Extracted records:
┄┄┄┄┄┄┄┄┄┄┄┄┄┄┄┄┄┄┄┄
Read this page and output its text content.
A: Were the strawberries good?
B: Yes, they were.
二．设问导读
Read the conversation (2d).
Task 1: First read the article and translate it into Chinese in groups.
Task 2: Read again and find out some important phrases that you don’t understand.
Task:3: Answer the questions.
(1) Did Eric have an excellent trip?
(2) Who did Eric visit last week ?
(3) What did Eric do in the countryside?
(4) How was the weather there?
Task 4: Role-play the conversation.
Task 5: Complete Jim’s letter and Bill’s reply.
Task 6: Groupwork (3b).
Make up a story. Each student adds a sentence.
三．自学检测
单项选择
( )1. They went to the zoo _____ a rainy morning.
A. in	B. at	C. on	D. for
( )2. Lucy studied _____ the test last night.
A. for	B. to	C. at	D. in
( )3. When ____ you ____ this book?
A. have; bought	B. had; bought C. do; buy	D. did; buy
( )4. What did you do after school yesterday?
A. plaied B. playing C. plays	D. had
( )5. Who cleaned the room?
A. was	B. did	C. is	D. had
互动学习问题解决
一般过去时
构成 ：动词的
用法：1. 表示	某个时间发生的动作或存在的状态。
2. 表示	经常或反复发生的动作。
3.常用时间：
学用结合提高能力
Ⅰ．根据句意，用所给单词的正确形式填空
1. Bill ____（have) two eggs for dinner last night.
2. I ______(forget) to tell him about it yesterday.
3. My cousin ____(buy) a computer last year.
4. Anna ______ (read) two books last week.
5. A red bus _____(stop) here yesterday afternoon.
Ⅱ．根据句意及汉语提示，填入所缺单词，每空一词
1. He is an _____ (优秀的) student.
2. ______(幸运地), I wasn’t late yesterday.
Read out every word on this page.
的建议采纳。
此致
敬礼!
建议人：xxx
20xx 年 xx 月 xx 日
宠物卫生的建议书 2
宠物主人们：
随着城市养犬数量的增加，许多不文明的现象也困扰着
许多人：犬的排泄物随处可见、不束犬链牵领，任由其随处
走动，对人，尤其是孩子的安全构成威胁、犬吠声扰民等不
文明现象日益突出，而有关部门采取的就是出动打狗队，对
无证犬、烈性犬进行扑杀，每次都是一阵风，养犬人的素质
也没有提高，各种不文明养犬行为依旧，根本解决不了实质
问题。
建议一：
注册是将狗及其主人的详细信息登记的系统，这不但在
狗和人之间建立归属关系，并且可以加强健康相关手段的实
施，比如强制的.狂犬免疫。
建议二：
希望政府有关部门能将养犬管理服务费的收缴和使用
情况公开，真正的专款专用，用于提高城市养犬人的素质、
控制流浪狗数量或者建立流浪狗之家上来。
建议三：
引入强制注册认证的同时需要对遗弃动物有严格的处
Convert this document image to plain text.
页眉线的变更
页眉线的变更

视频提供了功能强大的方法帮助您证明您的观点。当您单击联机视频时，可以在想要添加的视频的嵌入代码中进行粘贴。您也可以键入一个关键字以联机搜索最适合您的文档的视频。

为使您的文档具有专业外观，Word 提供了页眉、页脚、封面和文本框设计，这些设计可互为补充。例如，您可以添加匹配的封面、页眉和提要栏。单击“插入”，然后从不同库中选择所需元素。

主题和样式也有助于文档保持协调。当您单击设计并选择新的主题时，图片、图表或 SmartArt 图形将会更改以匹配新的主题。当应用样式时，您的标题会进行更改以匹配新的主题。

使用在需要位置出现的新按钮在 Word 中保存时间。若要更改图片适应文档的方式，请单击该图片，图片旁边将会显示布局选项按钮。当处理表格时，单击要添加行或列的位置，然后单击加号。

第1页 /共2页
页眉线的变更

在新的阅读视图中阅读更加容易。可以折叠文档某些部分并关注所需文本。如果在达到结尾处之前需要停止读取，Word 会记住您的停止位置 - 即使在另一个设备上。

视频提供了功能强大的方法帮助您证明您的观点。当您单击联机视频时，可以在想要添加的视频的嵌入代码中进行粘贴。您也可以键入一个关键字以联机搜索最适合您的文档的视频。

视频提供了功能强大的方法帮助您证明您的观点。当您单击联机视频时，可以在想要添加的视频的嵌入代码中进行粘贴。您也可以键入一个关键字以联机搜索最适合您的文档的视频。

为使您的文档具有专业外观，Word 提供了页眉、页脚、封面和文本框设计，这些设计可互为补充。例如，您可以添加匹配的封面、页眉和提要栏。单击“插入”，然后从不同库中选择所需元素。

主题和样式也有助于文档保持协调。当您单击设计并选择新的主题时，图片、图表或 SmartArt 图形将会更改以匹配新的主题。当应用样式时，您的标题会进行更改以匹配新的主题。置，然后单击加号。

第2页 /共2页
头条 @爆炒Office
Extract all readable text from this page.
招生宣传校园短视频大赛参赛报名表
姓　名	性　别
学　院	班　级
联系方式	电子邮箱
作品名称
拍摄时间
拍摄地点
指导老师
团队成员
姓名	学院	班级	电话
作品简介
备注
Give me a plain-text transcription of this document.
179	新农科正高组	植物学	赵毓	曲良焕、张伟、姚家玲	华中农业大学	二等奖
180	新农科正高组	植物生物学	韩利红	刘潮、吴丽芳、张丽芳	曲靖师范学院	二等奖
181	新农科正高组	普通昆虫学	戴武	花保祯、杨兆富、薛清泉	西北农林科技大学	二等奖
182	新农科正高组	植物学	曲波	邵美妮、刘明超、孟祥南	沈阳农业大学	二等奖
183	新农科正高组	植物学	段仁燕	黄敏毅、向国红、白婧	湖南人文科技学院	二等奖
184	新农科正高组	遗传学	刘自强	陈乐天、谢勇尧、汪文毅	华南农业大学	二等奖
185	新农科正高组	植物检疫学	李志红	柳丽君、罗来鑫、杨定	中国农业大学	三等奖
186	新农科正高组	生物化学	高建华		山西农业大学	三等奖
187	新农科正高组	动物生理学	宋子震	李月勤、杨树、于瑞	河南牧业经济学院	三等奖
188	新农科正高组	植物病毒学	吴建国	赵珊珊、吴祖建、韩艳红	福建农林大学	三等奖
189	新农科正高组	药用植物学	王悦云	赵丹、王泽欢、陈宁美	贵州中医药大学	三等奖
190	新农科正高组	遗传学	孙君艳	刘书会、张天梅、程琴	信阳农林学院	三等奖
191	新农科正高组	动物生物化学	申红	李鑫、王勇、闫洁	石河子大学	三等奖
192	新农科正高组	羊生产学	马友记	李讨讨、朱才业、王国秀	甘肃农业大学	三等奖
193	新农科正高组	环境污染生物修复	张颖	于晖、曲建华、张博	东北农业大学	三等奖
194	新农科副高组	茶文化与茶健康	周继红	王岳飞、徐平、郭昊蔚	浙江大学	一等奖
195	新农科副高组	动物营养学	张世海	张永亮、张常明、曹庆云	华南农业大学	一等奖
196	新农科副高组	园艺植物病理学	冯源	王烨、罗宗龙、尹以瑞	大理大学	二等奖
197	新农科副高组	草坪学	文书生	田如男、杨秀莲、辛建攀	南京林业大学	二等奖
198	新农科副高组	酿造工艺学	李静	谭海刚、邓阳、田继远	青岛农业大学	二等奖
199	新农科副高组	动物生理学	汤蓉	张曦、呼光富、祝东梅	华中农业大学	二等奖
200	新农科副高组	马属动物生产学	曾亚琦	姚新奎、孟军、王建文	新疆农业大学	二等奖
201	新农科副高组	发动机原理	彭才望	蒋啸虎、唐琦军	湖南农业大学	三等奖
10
┄┄┄┄┄┄┄┄┄┄┄┄┄┄┄┄┄┄┄┄
▶ **What to work on**
Copy out every entry again, exactly as it was given.

▶ **Solution for this problem**
Read this page and output its text content.
A: Were the strawberries good?
B: Yes, they were.
二．设问导读
Read the conversation (2d).
Task 1: First read the article and translate it into Chinese in groups.
Task 2: Read again and find out some important phrases that you don’t understand.
Task:3: Answer the questions.
(1) Did Eric have an excellent trip?
(2) Who did Eric visit last week ?
(3) What did Eric do in the countryside?
(4) How was the weather there?
Task 4: Role-play the conversation.
Task 5: Complete Jim’s letter and Bill’s reply.
Task 6: Groupwork (3b).
Make up a story. Each student adds a sentence.
三．自学检测
单项选择
( )1. They went to the zoo _____ a rainy morning.
A. in	B. at	C. on	D. for
( )2. Lucy studied _____ the test last night.
A. for	B. to	C. at	D. in
( )3. When ____ you ____ this book?
A. have; bought	B. had; bought C. do; buy	D. did; buy
( )4. What did you do after school yesterday?
A. plaied B. playing C. plays	D. had
( )5. Who cleaned the room?
A. was	B. did	C. is	D. had
互动学习问题解决
一般过去时
构成 ：动词的
用法：1. 表示	某个时间发生的动作或存在的状态。
2. 表示	经常或反复发生的动作。
3.常用时间：
学用结合提高能力
Ⅰ．根据句意，用所给单词的正确形式填空
1. Bill ____（have) two eggs for dinner last night.
2. I ______(forget) to tell him about it yesterday.
3. My cousin ____(buy) a computer last year.
4. Anna ______ (read) two books last week.
5. A red bus _____(stop) here yesterday afternoon.
Ⅱ．根据句意及汉语提示，填入所缺单词，每空一词
1. He is an _____ (优秀的) student.
2. ______(幸运地), I wasn’t late yesterday.
Read out every word on this page.
的建议采纳。
此致
敬礼!
建议人：xxx
20xx 年 xx 月 xx 日
宠物卫生的建议书 2
宠物主人们：
随着城市养犬数量的增加，许多不文明的现象也困扰着
许多人：犬的排泄物随处可见、不束犬链牵领，任由其随处
走动，对人，尤其是孩子的安全构成威胁、犬吠声扰民等不
文明现象日益突出，而有关部门采取的就是出动打狗队，对
无证犬、烈性犬进行扑杀，每次都是一阵风，养犬人的素质
也没有提高，各种不文明养犬行为依旧，根本解决不了实质
问题。
建议一：
注册是将狗及其主人的详细信息登记的系统，这不但在
狗和人之间建立归属关系，并且可以加强健康相关手段的实
施，比如强制的.狂犬免疫。
建议二：
希望政府有关部门能将养犬管理服务费的收缴和使用
情况公开，真正的专款专用，用于提高城市养犬人的素质、
控制流浪狗数量或者建立流浪狗之家上来。
建议三：
引入强制注册认证的同时需要对遗弃动物有严格的处
Convert this document image to plain text.
页眉线的变更
页眉线的变更

视频提供了功能强大的方法帮助您证明您的观点。当您单击联机视频时，可以在想要添加的视频的嵌入代码中进行粘贴。您也可以键入一个关键字以联机搜索最适合您的文档的视频。

为使您的文档具有专业外观，Word 提供了页眉、页脚、封面和文本框设计，这些设计可互为补充。例如，您可以添加匹配的封面、页眉和提要栏。单击“插入”，然后从不同库中选择所需元素。

主题和样式也有助于文档保持协调。当您单击设计并选择新的主题时，图片、图表或 SmartArt 图形将会更改以匹配新的主题。当应用样式时，您的标题会进行更改以匹配新的主题。

使用在需要位置出现的新按钮在 Word 中保存时间。若要更改图片适应文档的方式，请单击该图片，图片旁边将会显示布局选项按钮。当处理表格时，单击要添加行或列的位置，然后单击加号。

第1页 /共2页
页眉线的变更

在新的阅读视图中阅读更加容易。可以折叠文档某些部分并关注所需文本。如果在达到结尾处之前需要停止读取，Word 会记住您的停止位置 - 即使在另一个设备上。

视频提供了功能强大的方法帮助您证明您的观点。当您单击联机视频时，可以在想要添加的视频的嵌入代码中进行粘贴。您也可以键入一个关键字以联机搜索最适合您的文档的视频。

视频提供了功能强大的方法帮助您证明您的观点。当您单击联机视频时，可以在想要添加的视频的嵌入代码中进行粘贴。您也可以键入一个关键字以联机搜索最适合您的文档的视频。

为使您的文档具有专业外观，Word 提供了页眉、页脚、封面和文本框设计，这些设计可互为补充。例如，您可以添加匹配的封面、页眉和提要栏。单击“插入”，然后从不同库中选择所需元素。

主题和样式也有助于文档保持协调。当您单击设计并选择新的主题时，图片、图表或 SmartArt 图形将会更改以匹配新的主题。当应用样式时，您的标题会进行更改以匹配新的主题。置，然后单击加号。

第2页 /共2页
头条 @爆炒Office
Extract all readable text from this page.
招生宣传校园短视频大赛参赛报名表
姓　名	性　别
学　院	班　级
联系方式	电子邮箱
作品名称
拍摄时间
拍摄地点
指导老师
团队成员
姓名	学院	班级	电话
作品简介
备注
Give me a plain-text transcription of this document.
179	新农科正高组	植物学	赵毓	曲良焕、张伟、姚家玲	华中农业大学	二等奖
180	新农科正高组	植物生物学	韩利红	刘潮、吴丽芳、张丽芳	曲靖师范学院	二等奖
181	新农科正高组	普通昆虫学	戴武	花保祯、杨兆富、薛清泉	西北农林科技大学	二等奖
182	新农科正高组	植物学	曲波	邵美妮、刘明超、孟祥南	沈阳农业大学	二等奖
183	新农科正高组	植物学	段仁燕	黄敏毅、向国红、白婧	湖南人文科技学院	二等奖
184	新农科正高组	遗传学	刘自强	陈乐天、谢勇尧、汪文毅	华南农业大学	二等奖
185	新农科正高组	植物检疫学	李志红	柳丽君、罗来鑫、杨定	中国农业大学	三等奖
186	新农科正高组	生物化学	高建华		山西农业大学	三等奖
187	新农科正高组	动物生理学	宋子震	李月勤、杨树、于瑞	河南牧业经济学院	三等奖
188	新农科正高组	植物病毒学	吴建国	赵珊珊、吴祖建、韩艳红	福建农林大学	三等奖
189	新农科正高组	药用植物学	王悦云	赵丹、王泽欢、陈宁美	贵州中医药大学	三等奖
190	新农科正高组	遗传学	孙君艳	刘书会、张天梅、程琴	信阳农林学院	三等奖
191	新农科正高组	动物生物化学	申红	李鑫、王勇、闫洁	石河子大学	三等奖
192	新农科正高组	羊生产学	马友记	李讨讨、朱才业、王国秀	甘肃农业大学	三等奖
193	新农科正高组	环境污染生物修复	张颖	于晖、曲建华、张博	东北农业大学	三等奖
194	新农科副高组	茶文化与茶健康	周继红	王岳飞、徐平、郭昊蔚	浙江大学	一等奖
195	新农科副高组	动物营养学	张世海	张永亮、张常明、曹庆云	华南农业大学	一等奖
196	新农科副高组	园艺植物病理学	冯源	王烨、罗宗龙、尹以瑞	大理大学	二等奖
197	新农科副高组	草坪学	文书生	田如男、杨秀莲、辛建攀	南京林业大学	二等奖
198	新农科副高组	酿造工艺学	李静	谭海刚、邓阳、田继远	青岛农业大学	二等奖
199	新农科副高组	动物生理学	汤蓉	张曦、呼光富、祝东梅	华中农业大学	二等奖
200	新农科副高组	马属动物生产学	曾亚琦	姚新奎、孟军、王建文	新疆农业大学	二等奖
201	新农科副高组	发动机原理	彭才望	蒋啸虎、唐琦军	湖南农业大学	三等奖
10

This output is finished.